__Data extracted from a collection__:
------------------------------

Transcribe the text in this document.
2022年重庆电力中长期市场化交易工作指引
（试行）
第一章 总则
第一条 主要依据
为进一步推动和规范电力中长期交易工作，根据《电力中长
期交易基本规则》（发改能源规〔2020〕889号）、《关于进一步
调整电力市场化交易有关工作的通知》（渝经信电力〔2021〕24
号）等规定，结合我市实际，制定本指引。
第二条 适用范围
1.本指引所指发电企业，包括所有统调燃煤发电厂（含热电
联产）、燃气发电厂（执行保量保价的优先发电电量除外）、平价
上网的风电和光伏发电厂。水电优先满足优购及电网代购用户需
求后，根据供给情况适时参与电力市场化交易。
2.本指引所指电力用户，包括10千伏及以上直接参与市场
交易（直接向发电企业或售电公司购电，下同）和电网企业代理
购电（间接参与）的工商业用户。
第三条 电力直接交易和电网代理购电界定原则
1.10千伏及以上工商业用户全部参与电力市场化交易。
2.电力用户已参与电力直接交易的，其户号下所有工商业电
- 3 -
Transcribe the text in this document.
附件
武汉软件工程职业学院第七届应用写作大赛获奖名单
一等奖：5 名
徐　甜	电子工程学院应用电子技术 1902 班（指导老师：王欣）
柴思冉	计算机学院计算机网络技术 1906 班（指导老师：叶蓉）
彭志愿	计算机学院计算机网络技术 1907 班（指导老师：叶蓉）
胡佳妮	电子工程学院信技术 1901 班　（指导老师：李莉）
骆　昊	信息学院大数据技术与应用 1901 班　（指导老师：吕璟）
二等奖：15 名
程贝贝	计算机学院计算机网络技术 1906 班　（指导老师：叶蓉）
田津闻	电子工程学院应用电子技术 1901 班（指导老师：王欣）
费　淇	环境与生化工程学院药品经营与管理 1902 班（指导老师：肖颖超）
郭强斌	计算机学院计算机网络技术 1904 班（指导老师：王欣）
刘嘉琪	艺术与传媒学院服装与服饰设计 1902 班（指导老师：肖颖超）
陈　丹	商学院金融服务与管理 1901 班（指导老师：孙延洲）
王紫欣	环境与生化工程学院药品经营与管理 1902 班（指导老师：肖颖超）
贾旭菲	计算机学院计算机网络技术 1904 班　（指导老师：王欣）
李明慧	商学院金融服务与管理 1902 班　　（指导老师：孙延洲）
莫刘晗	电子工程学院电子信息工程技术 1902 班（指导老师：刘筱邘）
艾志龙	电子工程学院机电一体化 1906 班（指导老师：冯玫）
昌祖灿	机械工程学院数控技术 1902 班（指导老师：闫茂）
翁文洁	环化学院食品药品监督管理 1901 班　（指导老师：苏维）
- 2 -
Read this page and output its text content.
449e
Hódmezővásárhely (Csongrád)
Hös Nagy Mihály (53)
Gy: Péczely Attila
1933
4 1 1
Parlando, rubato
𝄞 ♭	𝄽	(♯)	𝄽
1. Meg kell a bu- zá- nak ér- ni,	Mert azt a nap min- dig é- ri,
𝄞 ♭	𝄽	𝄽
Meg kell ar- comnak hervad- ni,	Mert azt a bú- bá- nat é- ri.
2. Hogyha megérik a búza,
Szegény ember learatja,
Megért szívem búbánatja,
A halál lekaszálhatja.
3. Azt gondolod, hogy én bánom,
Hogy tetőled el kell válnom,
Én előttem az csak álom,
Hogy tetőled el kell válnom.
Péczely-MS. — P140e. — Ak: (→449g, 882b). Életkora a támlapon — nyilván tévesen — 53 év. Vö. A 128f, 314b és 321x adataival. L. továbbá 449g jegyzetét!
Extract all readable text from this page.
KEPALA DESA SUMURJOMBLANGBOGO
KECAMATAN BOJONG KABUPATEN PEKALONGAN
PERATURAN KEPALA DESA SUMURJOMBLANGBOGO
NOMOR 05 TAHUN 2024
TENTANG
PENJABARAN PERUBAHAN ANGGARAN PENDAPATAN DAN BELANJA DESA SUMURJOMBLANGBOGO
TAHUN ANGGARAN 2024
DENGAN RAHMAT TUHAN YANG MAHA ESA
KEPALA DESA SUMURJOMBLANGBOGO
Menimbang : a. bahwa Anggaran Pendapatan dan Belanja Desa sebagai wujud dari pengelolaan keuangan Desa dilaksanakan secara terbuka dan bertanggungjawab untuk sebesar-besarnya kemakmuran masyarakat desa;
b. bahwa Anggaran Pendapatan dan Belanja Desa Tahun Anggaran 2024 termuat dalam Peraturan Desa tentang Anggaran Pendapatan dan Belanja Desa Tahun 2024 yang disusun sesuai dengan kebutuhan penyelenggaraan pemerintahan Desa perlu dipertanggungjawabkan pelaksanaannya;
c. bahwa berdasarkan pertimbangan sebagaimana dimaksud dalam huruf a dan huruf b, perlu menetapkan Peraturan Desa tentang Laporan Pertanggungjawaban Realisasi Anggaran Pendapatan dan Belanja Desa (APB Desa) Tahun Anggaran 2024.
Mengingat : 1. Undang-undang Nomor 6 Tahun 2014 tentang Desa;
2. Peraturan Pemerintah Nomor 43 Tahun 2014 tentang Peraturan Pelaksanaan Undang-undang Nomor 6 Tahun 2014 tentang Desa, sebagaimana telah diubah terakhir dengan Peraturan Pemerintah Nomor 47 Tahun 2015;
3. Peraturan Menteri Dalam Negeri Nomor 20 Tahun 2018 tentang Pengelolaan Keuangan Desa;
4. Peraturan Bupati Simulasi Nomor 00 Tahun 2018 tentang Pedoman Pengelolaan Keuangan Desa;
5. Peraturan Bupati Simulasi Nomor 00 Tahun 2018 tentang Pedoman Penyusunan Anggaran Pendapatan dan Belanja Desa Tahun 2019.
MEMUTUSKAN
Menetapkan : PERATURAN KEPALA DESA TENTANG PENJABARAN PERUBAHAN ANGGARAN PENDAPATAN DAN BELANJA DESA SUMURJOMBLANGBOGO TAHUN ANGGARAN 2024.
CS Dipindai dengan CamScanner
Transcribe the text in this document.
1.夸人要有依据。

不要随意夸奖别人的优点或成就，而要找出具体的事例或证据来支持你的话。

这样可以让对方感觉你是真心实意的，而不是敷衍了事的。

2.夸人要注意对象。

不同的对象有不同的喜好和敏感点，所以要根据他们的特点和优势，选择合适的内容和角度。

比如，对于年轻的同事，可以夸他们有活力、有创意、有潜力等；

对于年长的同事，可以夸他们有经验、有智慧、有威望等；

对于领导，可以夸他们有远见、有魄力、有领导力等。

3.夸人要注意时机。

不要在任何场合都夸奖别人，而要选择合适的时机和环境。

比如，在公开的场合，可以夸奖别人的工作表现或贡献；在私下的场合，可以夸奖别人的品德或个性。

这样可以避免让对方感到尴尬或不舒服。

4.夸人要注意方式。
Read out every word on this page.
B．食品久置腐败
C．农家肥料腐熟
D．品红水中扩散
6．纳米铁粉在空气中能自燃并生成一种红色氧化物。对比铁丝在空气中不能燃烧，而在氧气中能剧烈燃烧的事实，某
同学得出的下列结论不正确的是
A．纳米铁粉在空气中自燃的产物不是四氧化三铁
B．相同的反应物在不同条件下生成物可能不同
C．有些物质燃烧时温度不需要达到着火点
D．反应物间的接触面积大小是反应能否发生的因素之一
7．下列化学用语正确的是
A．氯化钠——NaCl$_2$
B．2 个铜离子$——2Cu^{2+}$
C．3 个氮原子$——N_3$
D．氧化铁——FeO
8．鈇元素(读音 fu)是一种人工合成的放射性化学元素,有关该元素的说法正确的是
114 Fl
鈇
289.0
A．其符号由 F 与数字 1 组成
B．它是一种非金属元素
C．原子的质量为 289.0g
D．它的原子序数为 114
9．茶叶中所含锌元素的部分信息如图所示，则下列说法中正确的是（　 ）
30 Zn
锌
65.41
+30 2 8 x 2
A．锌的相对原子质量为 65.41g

------------------------------

__SET TASK__: Find all lines with "undang" in them and copy each one.

__SOLUTION BELOW__:
Mengingat : 1. Undang-undang Nomor 6 Tahun 2014 tentang Desa;
2. Peraturan Pemerintah Nomor 43 Tahun 2014 tentang Peraturan Pelaksanaan Undang-undang Nomor 6 Tahun 2014 tentang Desa, sebagaimana telah diubah terakhir dengan Peraturan Pemerintah Nomor 47 Tahun 2015;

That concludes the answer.